> **Do this**: Copy out all lines where "почтовый" appears.

%%

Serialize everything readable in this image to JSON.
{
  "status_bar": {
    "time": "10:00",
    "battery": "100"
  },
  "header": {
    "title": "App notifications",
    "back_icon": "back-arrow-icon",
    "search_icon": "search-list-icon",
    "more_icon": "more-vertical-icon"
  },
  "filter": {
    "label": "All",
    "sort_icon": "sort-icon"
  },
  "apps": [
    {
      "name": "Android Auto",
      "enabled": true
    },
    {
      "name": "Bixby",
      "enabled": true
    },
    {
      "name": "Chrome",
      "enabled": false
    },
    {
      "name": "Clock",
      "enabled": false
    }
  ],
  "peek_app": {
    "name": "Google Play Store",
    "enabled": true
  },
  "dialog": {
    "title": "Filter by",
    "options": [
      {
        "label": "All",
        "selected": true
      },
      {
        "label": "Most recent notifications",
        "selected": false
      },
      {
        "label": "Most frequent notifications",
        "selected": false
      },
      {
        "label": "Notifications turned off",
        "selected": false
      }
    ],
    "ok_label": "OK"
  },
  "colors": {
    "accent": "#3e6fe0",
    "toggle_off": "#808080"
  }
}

%%
%%

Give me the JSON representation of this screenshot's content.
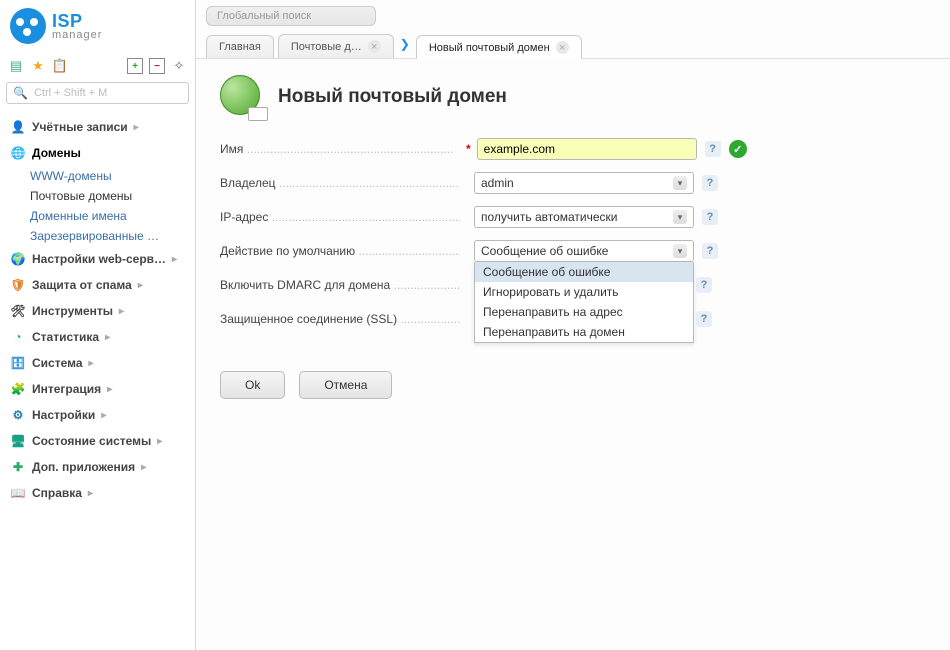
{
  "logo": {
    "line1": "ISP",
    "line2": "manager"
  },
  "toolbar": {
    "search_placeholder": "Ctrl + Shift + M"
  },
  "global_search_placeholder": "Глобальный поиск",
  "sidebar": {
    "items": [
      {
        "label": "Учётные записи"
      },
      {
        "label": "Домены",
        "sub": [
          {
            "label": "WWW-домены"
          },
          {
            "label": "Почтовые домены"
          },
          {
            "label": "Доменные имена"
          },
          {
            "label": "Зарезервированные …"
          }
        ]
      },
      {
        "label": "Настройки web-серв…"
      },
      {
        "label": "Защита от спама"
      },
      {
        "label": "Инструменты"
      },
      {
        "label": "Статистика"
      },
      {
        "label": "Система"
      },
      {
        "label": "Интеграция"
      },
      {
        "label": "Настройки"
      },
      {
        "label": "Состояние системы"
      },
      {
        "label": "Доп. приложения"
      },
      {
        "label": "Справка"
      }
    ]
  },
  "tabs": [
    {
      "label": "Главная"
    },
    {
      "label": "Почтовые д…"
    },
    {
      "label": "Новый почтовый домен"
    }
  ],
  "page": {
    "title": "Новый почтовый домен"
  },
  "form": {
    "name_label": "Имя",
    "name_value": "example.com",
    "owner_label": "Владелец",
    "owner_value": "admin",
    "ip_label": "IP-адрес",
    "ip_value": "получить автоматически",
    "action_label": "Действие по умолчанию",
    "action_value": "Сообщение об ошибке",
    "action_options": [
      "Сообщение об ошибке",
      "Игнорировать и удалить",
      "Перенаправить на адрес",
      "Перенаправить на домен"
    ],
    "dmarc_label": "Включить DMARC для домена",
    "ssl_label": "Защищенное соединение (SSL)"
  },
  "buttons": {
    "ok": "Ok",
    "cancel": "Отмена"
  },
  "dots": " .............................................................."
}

%%

> **Response**:
      "label": "Новый почтовый домен"
    "title": "Новый почтовый домен"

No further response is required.